Dataset items:
——
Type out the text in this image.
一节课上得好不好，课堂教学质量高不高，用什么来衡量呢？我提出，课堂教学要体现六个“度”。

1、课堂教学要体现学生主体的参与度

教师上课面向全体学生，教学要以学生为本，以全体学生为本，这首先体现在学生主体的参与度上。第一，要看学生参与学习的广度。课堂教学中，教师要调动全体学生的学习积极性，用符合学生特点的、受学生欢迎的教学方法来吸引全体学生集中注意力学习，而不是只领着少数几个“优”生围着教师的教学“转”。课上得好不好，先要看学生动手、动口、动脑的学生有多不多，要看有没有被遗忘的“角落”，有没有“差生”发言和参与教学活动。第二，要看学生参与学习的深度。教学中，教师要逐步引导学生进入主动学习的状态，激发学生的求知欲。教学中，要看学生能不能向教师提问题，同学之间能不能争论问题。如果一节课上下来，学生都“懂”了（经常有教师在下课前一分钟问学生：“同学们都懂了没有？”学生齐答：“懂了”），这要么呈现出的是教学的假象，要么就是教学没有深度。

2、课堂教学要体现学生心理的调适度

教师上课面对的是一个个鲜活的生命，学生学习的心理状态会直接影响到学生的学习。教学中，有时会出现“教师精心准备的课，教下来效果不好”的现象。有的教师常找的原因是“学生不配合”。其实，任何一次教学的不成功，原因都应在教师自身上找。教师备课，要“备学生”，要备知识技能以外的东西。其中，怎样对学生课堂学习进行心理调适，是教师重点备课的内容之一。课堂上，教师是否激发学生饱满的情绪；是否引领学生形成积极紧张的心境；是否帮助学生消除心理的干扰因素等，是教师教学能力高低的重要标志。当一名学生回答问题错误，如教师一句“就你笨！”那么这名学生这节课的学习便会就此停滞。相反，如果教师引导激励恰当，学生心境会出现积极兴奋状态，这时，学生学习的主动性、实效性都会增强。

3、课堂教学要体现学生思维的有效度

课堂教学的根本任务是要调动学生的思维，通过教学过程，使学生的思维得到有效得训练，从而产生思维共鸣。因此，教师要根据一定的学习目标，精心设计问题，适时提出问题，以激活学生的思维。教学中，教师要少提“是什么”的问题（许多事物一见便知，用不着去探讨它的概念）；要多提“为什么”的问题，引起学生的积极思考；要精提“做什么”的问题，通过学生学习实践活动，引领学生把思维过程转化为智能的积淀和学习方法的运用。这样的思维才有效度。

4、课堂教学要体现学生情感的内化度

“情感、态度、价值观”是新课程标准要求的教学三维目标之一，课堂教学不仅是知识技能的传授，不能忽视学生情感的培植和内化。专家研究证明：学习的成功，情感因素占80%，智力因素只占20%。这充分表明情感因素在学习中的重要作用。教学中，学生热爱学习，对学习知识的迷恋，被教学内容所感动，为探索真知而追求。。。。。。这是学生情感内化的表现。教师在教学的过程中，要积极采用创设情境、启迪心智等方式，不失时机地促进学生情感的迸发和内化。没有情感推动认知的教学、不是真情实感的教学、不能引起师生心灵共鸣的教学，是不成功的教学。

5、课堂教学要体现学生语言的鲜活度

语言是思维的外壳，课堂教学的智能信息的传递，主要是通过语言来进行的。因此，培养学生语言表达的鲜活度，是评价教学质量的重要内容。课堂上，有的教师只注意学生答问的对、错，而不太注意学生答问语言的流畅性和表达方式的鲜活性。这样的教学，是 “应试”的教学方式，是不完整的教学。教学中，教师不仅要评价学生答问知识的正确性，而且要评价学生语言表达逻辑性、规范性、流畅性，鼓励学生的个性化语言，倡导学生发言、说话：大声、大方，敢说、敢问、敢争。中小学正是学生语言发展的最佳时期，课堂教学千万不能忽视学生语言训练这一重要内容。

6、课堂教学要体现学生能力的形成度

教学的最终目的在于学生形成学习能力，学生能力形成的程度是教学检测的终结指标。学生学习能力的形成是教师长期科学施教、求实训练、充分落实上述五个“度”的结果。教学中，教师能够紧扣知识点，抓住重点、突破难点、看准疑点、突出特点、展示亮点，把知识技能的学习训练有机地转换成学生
——
PROBLEM –
Return the whole listing exactly.

RESULT FOR THIS TASK –
Type out the text in this image.
一节课上得好不好，课堂教学质量高不高，用什么来衡量呢？我提出，课堂教学要体现六个“度”。

1、课堂教学要体现学生主体的参与度

教师上课面向全体学生，教学要以学生为本，以全体学生为本，这首先体现在学生主体的参与度上。第一，要看学生参与学习的广度。课堂教学中，教师要调动全体学生的学习积极性，用符合学生特点的、受学生欢迎的教学方法来吸引全体学生集中注意力学习，而不是只领着少数几个“优”生围着教师的教学“转”。课上得好不好，先要看学生动手、动口、动脑的学生有多不多，要看有没有被遗忘的“角落”，有没有“差生”发言和参与教学活动。第二，要看学生参与学习的深度。教学中，教师要逐步引导学生进入主动学习的状态，激发学生的求知欲。教学中，要看学生能不能向教师提问题，同学之间能不能争论问题。如果一节课上下来，学生都“懂”了（经常有教师在下课前一分钟问学生：“同学们都懂了没有？”学生齐答：“懂了”），这要么呈现出的是教学的假象，要么就是教学没有深度。

2、课堂教学要体现学生心理的调适度

教师上课面对的是一个个鲜活的生命，学生学习的心理状态会直接影响到学生的学习。教学中，有时会出现“教师精心准备的课，教下来效果不好”的现象。有的教师常找的原因是“学生不配合”。其实，任何一次教学的不成功，原因都应在教师自身上找。教师备课，要“备学生”，要备知识技能以外的东西。其中，怎样对学生课堂学习进行心理调适，是教师重点备课的内容之一。课堂上，教师是否激发学生饱满的情绪；是否引领学生形成积极紧张的心境；是否帮助学生消除心理的干扰因素等，是教师教学能力高低的重要标志。当一名学生回答问题错误，如教师一句“就你笨！”那么这名学生这节课的学习便会就此停滞。相反，如果教师引导激励恰当，学生心境会出现积极兴奋状态，这时，学生学习的主动性、实效性都会增强。

3、课堂教学要体现学生思维的有效度

课堂教学的根本任务是要调动学生的思维，通过教学过程，使学生的思维得到有效得训练，从而产生思维共鸣。因此，教师要根据一定的学习目标，精心设计问题，适时提出问题，以激活学生的思维。教学中，教师要少提“是什么”的问题（许多事物一见便知，用不着去探讨它的概念）；要多提“为什么”的问题，引起学生的积极思考；要精提“做什么”的问题，通过学生学习实践活动，引领学生把思维过程转化为智能的积淀和学习方法的运用。这样的思维才有效度。

4、课堂教学要体现学生情感的内化度

“情感、态度、价值观”是新课程标准要求的教学三维目标之一，课堂教学不仅是知识技能的传授，不能忽视学生情感的培植和内化。专家研究证明：学习的成功，情感因素占80%，智力因素只占20%。这充分表明情感因素在学习中的重要作用。教学中，学生热爱学习，对学习知识的迷恋，被教学内容所感动，为探索真知而追求。。。。。。这是学生情感内化的表现。教师在教学的过程中，要积极采用创设情境、启迪心智等方式，不失时机地促进学生情感的迸发和内化。没有情感推动认知的教学、不是真情实感的教学、不能引起师生心灵共鸣的教学，是不成功的教学。

5、课堂教学要体现学生语言的鲜活度

语言是思维的外壳，课堂教学的智能信息的传递，主要是通过语言来进行的。因此，培养学生语言表达的鲜活度，是评价教学质量的重要内容。课堂上，有的教师只注意学生答问的对、错，而不太注意学生答问语言的流畅性和表达方式的鲜活性。这样的教学，是 “应试”的教学方式，是不完整的教学。教学中，教师不仅要评价学生答问知识的正确性，而且要评价学生语言表达逻辑性、规范性、流畅性，鼓励学生的个性化语言，倡导学生发言、说话：大声、大方，敢说、敢问、敢争。中小学正是学生语言发展的最佳时期，课堂教学千万不能忽视学生语言训练这一重要内容。

6、课堂教学要体现学生能力的形成度

教学的最终目的在于学生形成学习能力，学生能力形成的程度是教学检测的终结指标。学生学习能力的形成是教师长期科学施教、求实训练、充分落实上述五个“度”的结果。教学中，教师能够紧扣知识点，抓住重点、突破难点、看准疑点、突出特点、展示亮点，把知识技能的学习训练有机地转换成学生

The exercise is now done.